◆ **Task prompt**:
Render every entry verbatim.

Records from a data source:
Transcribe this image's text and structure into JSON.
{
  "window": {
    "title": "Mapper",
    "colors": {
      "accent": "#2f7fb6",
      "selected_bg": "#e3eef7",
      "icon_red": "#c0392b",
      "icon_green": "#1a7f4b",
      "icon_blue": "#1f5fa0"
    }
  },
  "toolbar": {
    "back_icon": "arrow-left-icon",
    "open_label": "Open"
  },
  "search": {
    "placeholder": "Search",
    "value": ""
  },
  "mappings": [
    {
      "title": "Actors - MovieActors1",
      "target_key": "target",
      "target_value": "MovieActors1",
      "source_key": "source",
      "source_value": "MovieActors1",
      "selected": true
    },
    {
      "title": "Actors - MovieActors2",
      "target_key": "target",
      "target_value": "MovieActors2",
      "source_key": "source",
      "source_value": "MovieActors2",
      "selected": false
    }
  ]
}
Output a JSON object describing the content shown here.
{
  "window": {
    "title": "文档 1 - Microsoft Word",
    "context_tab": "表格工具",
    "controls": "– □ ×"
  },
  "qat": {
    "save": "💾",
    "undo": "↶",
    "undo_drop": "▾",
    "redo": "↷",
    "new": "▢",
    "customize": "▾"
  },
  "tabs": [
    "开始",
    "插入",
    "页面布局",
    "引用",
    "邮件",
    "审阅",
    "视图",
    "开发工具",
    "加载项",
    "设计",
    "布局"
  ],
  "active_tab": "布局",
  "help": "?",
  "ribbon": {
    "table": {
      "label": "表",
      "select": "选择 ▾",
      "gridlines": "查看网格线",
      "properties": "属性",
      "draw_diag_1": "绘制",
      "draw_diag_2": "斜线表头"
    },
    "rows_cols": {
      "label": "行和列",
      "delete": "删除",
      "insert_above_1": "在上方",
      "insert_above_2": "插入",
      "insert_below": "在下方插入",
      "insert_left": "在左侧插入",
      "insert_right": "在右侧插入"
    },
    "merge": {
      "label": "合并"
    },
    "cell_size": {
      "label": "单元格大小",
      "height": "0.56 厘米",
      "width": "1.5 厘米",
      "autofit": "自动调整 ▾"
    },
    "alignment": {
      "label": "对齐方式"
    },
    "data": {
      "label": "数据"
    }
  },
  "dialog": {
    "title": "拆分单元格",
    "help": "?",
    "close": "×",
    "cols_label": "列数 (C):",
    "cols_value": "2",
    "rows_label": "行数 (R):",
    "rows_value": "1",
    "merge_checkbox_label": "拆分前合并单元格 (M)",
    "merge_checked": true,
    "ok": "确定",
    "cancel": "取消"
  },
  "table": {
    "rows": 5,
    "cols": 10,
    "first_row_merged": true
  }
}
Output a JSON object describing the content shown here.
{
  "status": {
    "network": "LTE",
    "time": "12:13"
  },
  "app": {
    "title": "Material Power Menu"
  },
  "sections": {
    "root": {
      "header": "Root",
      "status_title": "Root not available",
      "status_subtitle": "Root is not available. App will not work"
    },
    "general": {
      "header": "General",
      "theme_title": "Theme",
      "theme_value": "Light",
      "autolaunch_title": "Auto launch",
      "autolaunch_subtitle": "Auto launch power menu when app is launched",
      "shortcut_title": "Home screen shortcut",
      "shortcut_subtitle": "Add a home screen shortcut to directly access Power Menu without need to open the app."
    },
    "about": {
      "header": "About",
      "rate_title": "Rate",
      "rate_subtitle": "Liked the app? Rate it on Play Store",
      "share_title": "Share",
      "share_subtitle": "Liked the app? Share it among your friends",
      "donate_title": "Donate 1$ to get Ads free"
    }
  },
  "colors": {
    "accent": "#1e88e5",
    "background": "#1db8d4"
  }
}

◆ **Result for this task**:
Transcribe this image's text and structure into JSON.
{
  "window": {
    "title": "Mapper",
    "colors": {
      "accent": "#2f7fb6",
      "selected_bg": "#e3eef7",
      "icon_red": "#c0392b",
      "icon_green": "#1a7f4b",
      "icon_blue": "#1f5fa0"
    }
  },
  "toolbar": {
    "back_icon": "arrow-left-icon",
    "open_label": "Open"
  },
  "search": {
    "placeholder": "Search",
    "value": ""
  },
  "mappings": [
    {
      "title": "Actors - MovieActors1",
      "target_key": "target",
      "target_value": "MovieActors1",
      "source_key": "source",
      "source_value": "MovieActors1",
      "selected": true
    },
    {
      "title": "Actors - MovieActors2",
      "target_key": "target",
      "target_value": "MovieActors2",
      "source_key": "source",
      "source_value": "MovieActors2",
      "selected": false
    }
  ]
}
Output a JSON object describing the content shown here.
{
  "window": {
    "title": "文档 1 - Microsoft Word",
    "context_tab": "表格工具",
    "controls": "– □ ×"
  },
  "qat": {
    "save": "💾",
    "undo": "↶",
    "undo_drop": "▾",
    "redo": "↷",
    "new": "▢",
    "customize": "▾"
  },
  "tabs": [
    "开始",
    "插入",
    "页面布局",
    "引用",
    "邮件",
    "审阅",
    "视图",
    "开发工具",
    "加载项",
    "设计",
    "布局"
  ],
  "active_tab": "布局",
  "help": "?",
  "ribbon": {
    "table": {
      "label": "表",
      "select": "选择 ▾",
      "gridlines": "查看网格线",
      "properties": "属性",
      "draw_diag_1": "绘制",
      "draw_diag_2": "斜线表头"
    },
    "rows_cols": {
      "label": "行和列",
      "delete": "删除",
      "insert_above_1": "在上方",
      "insert_above_2": "插入",
      "insert_below": "在下方插入",
      "insert_left": "在左侧插入",
      "insert_right": "在右侧插入"
    },
    "merge": {
      "label": "合并"
    },
    "cell_size": {
      "label": "单元格大小",
      "height": "0.56 厘米",
      "width": "1.5 厘米",
      "autofit": "自动调整 ▾"
    },
    "alignment": {
      "label": "对齐方式"
    },
    "data": {
      "label": "数据"
    }
  },
  "dialog": {
    "title": "拆分单元格",
    "help": "?",
    "close": "×",
    "cols_label": "列数 (C):",
    "cols_value": "2",
    "rows_label": "行数 (R):",
    "rows_value": "1",
    "merge_checkbox_label": "拆分前合并单元格 (M)",
    "merge_checked": true,
    "ok": "确定",
    "cancel": "取消"
  },
  "table": {
    "rows": 5,
    "cols": 10,
    "first_row_merged": true
  }
}
Output a JSON object describing the content shown here.
{
  "status": {
    "network": "LTE",
    "time": "12:13"
  },
  "app": {
    "title": "Material Power Menu"
  },
  "sections": {
    "root": {
      "header": "Root",
      "status_title": "Root not available",
      "status_subtitle": "Root is not available. App will not work"
    },
    "general": {
      "header": "General",
      "theme_title": "Theme",
      "theme_value": "Light",
      "autolaunch_title": "Auto launch",
      "autolaunch_subtitle": "Auto launch power menu when app is launched",
      "shortcut_title": "Home screen shortcut",
      "shortcut_subtitle": "Add a home screen shortcut to directly access Power Menu without need to open the app."
    },
    "about": {
      "header": "About",
      "rate_title": "Rate",
      "rate_subtitle": "Liked the app? Rate it on Play Store",
      "share_title": "Share",
      "share_subtitle": "Liked the app? Share it among your friends",
      "donate_title": "Donate 1$ to get Ads free"
    }
  },
  "colors": {
    "accent": "#1e88e5",
    "background": "#1db8d4"
  }
}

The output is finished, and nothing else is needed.